**Exercise description:** Please write out the complete listing that follows, exactly as it reads.

□ □ □ □

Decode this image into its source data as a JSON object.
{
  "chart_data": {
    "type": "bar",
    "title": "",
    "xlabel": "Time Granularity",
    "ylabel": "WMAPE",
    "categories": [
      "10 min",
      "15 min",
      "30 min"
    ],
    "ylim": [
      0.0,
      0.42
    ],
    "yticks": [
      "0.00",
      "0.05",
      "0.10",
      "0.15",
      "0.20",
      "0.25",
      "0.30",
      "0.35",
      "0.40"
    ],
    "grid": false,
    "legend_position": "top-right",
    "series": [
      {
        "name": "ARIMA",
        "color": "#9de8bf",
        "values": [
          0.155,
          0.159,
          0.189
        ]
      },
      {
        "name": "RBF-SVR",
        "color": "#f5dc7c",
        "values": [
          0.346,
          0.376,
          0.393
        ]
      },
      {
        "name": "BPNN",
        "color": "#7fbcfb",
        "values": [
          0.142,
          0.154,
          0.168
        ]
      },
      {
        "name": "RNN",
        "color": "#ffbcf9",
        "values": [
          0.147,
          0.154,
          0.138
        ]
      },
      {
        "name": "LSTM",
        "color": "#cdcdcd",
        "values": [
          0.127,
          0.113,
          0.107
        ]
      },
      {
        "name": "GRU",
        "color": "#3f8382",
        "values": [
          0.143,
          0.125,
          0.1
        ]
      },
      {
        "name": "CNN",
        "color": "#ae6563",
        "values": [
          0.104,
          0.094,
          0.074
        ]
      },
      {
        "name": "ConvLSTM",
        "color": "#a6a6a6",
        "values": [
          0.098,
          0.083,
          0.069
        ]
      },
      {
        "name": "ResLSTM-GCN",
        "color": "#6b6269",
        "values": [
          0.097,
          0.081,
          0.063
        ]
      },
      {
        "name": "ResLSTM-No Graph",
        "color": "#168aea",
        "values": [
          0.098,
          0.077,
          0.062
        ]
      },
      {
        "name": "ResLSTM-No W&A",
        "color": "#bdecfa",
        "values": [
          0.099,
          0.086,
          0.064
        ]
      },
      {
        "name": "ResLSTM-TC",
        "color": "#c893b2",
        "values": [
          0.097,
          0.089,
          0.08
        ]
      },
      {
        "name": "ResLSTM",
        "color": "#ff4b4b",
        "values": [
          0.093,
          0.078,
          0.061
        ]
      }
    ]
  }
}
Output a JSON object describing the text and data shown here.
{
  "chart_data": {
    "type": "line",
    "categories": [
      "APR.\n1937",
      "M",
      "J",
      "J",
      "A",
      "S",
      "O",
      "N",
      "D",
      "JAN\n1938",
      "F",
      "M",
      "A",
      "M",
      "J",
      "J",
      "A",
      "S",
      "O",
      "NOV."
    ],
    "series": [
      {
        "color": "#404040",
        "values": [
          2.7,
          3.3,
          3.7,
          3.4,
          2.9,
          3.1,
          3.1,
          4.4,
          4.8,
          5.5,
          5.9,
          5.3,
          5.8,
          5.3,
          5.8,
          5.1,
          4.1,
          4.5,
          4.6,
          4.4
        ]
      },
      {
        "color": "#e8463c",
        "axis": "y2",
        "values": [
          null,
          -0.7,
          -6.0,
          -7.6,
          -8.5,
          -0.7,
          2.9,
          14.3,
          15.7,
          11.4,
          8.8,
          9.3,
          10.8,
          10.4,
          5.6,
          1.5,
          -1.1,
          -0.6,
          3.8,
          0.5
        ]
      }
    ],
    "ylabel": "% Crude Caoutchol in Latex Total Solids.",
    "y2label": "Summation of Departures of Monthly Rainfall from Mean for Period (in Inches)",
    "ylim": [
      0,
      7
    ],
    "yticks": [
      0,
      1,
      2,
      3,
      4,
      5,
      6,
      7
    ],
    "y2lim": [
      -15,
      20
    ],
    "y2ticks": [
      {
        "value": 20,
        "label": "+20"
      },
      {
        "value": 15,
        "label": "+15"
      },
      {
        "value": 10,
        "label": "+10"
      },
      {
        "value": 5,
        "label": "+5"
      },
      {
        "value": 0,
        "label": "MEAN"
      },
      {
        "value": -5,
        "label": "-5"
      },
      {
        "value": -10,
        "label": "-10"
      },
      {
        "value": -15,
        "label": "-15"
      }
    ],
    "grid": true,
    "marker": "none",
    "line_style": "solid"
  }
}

□ □ □ □

**Final answer:**
Decode this image into its source data as a JSON object.
{
  "chart_data": {
    "type": "bar",
    "title": "",
    "xlabel": "Time Granularity",
    "ylabel": "WMAPE",
    "categories": [
      "10 min",
      "15 min",
      "30 min"
    ],
    "ylim": [
      0.0,
      0.42
    ],
    "yticks": [
      "0.00",
      "0.05",
      "0.10",
      "0.15",
      "0.20",
      "0.25",
      "0.30",
      "0.35",
      "0.40"
    ],
    "grid": false,
    "legend_position": "top-right",
    "series": [
      {
        "name": "ARIMA",
        "color": "#9de8bf",
        "values": [
          0.155,
          0.159,
          0.189
        ]
      },
      {
        "name": "RBF-SVR",
        "color": "#f5dc7c",
        "values": [
          0.346,
          0.376,
          0.393
        ]
      },
      {
        "name": "BPNN",
        "color": "#7fbcfb",
        "values": [
          0.142,
          0.154,
          0.168
        ]
      },
      {
        "name": "RNN",
        "color": "#ffbcf9",
        "values": [
          0.147,
          0.154,
          0.138
        ]
      },
      {
        "name": "LSTM",
        "color": "#cdcdcd",
        "values": [
          0.127,
          0.113,
          0.107
        ]
      },
      {
        "name": "GRU",
        "color": "#3f8382",
        "values": [
          0.143,
          0.125,
          0.1
        ]
      },
      {
        "name": "CNN",
        "color": "#ae6563",
        "values": [
          0.104,
          0.094,
          0.074
        ]
      },
      {
        "name": "ConvLSTM",
        "color": "#a6a6a6",
        "values": [
          0.098,
          0.083,
          0.069
        ]
      },
      {
        "name": "ResLSTM-GCN",
        "color": "#6b6269",
        "values": [
          0.097,
          0.081,
          0.063
        ]
      },
      {
        "name": "ResLSTM-No Graph",
        "color": "#168aea",
        "values": [
          0.098,
          0.077,
          0.062
        ]
      },
      {
        "name": "ResLSTM-No W&A",
        "color": "#bdecfa",
        "values": [
          0.099,
          0.086,
          0.064
        ]
      },
      {
        "name": "ResLSTM-TC",
        "color": "#c893b2",
        "values": [
          0.097,
          0.089,
          0.08
        ]
      },
      {
        "name": "ResLSTM",
        "color": "#ff4b4b",
        "values": [
          0.093,
          0.078,
          0.061
        ]
      }
    ]
  }
}
Output a JSON object describing the text and data shown here.
{
  "chart_data": {
    "type": "line",
    "categories": [
      "APR.\n1937",
      "M",
      "J",
      "J",
      "A",
      "S",
      "O",
      "N",
      "D",
      "JAN\n1938",
      "F",
      "M",
      "A",
      "M",
      "J",
      "J",
      "A",
      "S",
      "O",
      "NOV."
    ],
    "series": [
      {
        "color": "#404040",
        "values": [
          2.7,
          3.3,
          3.7,
          3.4,
          2.9,
          3.1,
          3.1,
          4.4,
          4.8,
          5.5,
          5.9,
          5.3,
          5.8,
          5.3,
          5.8,
          5.1,
          4.1,
          4.5,
          4.6,
          4.4
        ]
      },
      {
        "color": "#e8463c",
        "axis": "y2",
        "values": [
          null,
          -0.7,
          -6.0,
          -7.6,
          -8.5,
          -0.7,
          2.9,
          14.3,
          15.7,
          11.4,
          8.8,
          9.3,
          10.8,
          10.4,
          5.6,
          1.5,
          -1.1,
          -0.6,
          3.8,
          0.5
        ]
      }
    ],
    "ylabel": "% Crude Caoutchol in Latex Total Solids.",
    "y2label": "Summation of Departures of Monthly Rainfall from Mean for Period (in Inches)",
    "ylim": [
      0,
      7
    ],
    "yticks": [
      0,
      1,
      2,
      3,
      4,
      5,
      6,
      7
    ],
    "y2lim": [
      -15,
      20
    ],
    "y2ticks": [
      {
        "value": 20,
        "label": "+20"
      },
      {
        "value": 15,
        "label": "+15"
      },
      {
        "value": 10,
        "label": "+10"
      },
      {
        "value": 5,
        "label": "+5"
      },
      {
        "value": 0,
        "label": "MEAN"
      },
      {
        "value": -5,
        "label": "-5"
      },
      {
        "value": -10,
        "label": "-10"
      },
      {
        "value": -15,
        "label": "-15"
      }
    ],
    "grid": true,
    "marker": "none",
    "line_style": "solid"
  }
}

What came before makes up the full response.